Start of EXCERPTED DATA

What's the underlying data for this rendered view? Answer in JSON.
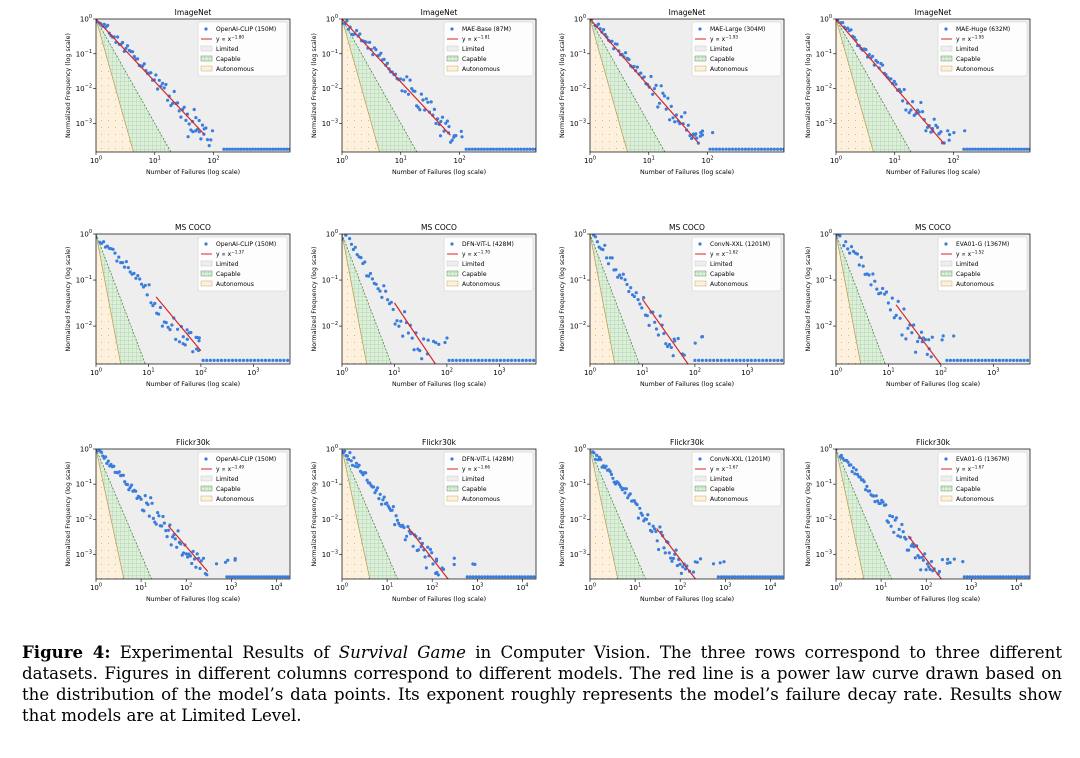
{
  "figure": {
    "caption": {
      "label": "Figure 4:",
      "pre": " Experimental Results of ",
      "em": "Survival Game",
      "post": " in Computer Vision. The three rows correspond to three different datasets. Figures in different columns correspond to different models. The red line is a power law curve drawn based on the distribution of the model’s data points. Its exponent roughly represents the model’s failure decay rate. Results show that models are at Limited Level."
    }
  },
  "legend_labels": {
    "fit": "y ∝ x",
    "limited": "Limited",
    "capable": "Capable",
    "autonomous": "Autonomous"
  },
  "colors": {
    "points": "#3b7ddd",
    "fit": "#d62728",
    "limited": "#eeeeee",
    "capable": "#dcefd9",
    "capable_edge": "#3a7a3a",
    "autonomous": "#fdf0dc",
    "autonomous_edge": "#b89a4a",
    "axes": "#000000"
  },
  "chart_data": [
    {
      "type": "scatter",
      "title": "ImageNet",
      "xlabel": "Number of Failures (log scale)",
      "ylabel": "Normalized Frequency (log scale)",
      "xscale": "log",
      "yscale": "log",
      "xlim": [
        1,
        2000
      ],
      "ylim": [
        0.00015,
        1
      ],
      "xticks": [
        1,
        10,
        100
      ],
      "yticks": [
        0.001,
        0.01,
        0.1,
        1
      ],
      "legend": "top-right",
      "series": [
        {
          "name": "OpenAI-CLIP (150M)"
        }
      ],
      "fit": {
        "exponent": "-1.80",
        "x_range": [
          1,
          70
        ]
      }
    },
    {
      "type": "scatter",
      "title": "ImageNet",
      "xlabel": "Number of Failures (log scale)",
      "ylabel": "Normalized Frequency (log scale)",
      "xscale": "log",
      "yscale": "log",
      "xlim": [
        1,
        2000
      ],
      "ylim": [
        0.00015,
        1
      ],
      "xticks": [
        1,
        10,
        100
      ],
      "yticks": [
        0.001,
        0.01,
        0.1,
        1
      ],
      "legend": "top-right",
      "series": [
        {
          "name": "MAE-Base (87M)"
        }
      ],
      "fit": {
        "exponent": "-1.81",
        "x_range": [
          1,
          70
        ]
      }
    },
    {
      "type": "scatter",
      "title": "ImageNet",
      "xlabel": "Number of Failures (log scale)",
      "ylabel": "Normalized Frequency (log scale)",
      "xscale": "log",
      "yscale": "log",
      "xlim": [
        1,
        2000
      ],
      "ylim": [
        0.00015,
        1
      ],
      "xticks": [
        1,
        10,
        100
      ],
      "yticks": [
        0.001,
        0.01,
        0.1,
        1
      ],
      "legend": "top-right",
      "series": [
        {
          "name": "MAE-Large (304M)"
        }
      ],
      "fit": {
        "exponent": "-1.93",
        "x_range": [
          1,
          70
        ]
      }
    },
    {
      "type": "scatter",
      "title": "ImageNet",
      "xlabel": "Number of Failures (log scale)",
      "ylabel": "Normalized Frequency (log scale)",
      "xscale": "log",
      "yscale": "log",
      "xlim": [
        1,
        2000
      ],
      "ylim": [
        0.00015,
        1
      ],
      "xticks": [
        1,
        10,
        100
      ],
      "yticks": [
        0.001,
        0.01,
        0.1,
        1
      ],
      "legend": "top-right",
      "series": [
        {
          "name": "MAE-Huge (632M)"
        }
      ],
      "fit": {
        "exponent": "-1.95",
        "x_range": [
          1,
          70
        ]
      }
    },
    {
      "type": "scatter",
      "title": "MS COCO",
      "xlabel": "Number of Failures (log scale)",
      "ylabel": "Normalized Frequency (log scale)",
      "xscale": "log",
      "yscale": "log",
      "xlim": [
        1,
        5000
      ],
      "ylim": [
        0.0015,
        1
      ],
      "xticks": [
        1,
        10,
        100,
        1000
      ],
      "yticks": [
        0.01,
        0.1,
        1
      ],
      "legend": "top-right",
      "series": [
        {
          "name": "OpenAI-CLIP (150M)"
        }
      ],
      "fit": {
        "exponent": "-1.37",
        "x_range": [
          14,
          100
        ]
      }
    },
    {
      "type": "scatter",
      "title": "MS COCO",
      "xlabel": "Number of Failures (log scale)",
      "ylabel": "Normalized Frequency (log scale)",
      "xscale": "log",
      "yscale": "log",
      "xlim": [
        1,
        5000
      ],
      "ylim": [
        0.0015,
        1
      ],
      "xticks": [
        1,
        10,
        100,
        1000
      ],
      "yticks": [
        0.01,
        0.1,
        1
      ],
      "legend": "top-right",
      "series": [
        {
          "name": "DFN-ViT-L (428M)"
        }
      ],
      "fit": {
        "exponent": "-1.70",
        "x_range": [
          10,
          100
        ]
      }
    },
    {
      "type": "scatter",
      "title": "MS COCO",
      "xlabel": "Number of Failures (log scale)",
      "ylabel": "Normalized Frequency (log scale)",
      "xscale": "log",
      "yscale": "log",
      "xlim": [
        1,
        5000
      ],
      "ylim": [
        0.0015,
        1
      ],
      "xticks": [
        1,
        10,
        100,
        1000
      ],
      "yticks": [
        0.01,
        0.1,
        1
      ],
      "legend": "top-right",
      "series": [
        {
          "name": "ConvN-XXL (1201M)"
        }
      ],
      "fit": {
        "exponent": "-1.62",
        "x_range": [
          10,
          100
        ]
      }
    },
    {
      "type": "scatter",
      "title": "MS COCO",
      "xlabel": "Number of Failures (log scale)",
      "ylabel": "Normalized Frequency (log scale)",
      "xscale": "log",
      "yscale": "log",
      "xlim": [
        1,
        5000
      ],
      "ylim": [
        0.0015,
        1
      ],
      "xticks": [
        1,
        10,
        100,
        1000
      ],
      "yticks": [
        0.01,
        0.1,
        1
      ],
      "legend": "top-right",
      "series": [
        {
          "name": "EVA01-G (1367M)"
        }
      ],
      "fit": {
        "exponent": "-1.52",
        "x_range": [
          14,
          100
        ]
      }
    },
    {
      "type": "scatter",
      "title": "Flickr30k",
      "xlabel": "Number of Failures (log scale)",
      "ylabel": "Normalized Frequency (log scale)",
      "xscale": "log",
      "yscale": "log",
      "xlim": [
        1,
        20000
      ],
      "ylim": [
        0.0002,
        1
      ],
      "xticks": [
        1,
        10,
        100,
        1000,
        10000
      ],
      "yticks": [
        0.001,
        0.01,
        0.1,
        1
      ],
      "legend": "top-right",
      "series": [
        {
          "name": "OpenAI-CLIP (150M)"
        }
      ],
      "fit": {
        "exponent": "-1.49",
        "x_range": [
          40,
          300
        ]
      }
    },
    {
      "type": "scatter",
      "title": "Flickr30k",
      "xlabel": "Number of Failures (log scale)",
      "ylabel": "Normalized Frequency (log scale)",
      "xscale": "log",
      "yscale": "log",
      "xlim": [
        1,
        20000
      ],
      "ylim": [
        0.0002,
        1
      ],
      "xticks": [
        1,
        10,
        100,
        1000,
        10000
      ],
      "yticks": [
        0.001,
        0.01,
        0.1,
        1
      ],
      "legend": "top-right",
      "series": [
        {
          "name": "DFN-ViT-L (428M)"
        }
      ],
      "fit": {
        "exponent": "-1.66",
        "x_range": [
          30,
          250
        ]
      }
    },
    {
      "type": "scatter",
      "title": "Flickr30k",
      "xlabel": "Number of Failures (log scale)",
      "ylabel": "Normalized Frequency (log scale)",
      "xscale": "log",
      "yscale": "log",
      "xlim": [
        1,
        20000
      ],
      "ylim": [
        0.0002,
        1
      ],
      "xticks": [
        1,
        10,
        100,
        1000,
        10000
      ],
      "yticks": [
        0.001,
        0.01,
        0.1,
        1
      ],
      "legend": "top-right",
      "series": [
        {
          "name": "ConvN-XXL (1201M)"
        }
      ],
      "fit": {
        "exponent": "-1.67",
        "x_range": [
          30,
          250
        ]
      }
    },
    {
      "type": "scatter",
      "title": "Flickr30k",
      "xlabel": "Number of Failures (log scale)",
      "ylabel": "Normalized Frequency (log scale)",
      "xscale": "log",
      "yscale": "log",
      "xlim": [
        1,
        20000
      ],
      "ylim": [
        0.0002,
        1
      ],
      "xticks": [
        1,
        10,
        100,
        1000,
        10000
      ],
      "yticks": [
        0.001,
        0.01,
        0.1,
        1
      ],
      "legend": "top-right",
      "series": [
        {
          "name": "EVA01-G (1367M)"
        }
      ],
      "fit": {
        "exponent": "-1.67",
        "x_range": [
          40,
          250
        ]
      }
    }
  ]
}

End of EXCERPTED DATA

■ **TASK STATEMENT**
Give only the number of lines in the material above that hold the word "points".

■ **TASK RESPONSE**
2